**Problem**
Count how many lines in the material below hold the word "type"; the reply is that number alone.

**Data supplied**
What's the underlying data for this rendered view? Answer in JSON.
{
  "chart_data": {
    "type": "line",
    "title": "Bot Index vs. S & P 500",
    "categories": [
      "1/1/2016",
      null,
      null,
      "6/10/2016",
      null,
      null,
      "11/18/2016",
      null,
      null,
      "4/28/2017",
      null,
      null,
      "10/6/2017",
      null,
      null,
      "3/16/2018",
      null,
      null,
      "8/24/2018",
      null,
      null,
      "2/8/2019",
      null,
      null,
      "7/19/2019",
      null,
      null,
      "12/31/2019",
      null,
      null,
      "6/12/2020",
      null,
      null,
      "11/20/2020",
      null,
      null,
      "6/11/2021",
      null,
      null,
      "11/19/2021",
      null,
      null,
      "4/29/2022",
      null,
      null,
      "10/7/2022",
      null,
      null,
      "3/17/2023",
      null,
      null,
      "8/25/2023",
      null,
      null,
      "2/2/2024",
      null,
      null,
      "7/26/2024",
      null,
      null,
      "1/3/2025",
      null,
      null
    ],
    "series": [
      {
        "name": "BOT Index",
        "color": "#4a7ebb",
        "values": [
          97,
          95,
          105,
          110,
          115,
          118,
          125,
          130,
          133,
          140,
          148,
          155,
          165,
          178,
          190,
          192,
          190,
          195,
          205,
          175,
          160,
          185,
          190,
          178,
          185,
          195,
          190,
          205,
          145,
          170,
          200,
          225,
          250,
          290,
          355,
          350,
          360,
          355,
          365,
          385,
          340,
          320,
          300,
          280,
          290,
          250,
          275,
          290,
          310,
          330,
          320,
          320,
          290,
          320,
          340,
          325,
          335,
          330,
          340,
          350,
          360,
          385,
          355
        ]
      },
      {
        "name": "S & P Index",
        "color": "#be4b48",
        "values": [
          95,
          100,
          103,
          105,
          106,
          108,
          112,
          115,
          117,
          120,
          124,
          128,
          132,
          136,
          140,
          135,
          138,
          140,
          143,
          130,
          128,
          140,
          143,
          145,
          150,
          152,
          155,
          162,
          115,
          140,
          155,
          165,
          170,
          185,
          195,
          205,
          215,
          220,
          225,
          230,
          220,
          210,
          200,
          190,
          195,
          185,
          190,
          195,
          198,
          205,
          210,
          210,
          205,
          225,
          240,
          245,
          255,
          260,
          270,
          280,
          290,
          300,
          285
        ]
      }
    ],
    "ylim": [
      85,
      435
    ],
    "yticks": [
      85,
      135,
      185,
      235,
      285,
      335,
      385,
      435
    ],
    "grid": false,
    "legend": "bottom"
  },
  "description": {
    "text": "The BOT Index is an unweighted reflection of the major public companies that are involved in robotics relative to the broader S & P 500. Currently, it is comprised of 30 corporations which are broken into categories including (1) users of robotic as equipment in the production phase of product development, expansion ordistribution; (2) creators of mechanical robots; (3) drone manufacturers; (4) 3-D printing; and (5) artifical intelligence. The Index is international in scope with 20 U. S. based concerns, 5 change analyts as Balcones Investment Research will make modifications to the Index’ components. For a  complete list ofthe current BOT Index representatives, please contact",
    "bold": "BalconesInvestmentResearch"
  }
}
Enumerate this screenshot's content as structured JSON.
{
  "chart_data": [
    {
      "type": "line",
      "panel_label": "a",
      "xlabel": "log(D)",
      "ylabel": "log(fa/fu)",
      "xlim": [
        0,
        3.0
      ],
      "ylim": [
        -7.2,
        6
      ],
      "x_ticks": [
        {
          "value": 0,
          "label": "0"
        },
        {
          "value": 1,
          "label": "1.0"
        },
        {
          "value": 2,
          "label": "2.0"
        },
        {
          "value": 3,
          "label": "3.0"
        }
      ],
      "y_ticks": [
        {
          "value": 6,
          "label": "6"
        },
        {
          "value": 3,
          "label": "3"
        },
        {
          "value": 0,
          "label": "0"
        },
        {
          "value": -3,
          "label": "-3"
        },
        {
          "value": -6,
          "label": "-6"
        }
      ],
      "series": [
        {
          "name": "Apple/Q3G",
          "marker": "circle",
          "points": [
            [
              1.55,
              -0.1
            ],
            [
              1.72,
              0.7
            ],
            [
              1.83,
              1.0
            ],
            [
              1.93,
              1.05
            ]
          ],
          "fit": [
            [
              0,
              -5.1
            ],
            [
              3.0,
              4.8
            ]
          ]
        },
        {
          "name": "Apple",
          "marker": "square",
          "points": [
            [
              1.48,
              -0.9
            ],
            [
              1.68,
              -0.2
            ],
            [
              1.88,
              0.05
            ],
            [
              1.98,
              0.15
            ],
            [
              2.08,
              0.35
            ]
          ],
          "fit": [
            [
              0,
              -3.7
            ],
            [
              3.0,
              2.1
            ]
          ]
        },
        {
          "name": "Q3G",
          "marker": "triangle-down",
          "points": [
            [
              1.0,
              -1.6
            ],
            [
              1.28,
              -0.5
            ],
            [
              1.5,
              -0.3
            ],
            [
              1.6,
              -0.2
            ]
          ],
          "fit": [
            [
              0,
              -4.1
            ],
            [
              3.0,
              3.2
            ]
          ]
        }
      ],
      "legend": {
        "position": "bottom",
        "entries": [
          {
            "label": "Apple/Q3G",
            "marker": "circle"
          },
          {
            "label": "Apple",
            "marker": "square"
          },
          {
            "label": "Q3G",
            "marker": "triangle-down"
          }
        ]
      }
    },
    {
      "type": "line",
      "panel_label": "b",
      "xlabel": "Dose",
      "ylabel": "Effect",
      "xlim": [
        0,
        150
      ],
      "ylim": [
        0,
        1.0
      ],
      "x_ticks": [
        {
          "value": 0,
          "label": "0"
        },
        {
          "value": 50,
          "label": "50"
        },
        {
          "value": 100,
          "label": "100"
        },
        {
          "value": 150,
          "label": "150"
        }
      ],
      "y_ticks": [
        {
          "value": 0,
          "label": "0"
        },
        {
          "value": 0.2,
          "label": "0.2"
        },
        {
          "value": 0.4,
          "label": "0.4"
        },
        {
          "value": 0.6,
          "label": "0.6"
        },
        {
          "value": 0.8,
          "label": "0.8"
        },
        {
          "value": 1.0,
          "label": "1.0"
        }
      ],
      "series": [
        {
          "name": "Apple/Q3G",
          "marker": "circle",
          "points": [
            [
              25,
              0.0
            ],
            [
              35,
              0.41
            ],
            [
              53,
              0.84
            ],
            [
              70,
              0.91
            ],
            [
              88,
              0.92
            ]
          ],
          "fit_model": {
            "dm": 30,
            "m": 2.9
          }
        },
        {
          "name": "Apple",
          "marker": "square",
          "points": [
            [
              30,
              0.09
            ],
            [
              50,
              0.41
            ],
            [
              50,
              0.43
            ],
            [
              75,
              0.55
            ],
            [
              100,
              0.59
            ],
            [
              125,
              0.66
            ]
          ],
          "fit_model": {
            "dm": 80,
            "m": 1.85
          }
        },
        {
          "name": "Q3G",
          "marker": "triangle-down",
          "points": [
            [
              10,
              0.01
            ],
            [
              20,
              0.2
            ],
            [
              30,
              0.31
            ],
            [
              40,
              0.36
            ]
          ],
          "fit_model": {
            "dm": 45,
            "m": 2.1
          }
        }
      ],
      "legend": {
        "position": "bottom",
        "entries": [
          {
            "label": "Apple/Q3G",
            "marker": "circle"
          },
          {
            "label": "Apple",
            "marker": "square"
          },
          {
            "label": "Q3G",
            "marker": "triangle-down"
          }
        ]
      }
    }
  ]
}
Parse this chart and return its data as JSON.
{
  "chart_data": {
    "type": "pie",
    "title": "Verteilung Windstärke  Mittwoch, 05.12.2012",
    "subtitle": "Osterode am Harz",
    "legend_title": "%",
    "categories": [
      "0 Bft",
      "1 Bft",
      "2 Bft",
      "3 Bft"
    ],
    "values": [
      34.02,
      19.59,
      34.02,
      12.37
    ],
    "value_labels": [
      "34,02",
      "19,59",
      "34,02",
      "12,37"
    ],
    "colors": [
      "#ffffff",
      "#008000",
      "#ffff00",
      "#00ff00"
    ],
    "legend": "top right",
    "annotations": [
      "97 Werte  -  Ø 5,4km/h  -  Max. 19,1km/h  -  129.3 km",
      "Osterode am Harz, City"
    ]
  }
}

**Solution to this exercise**
4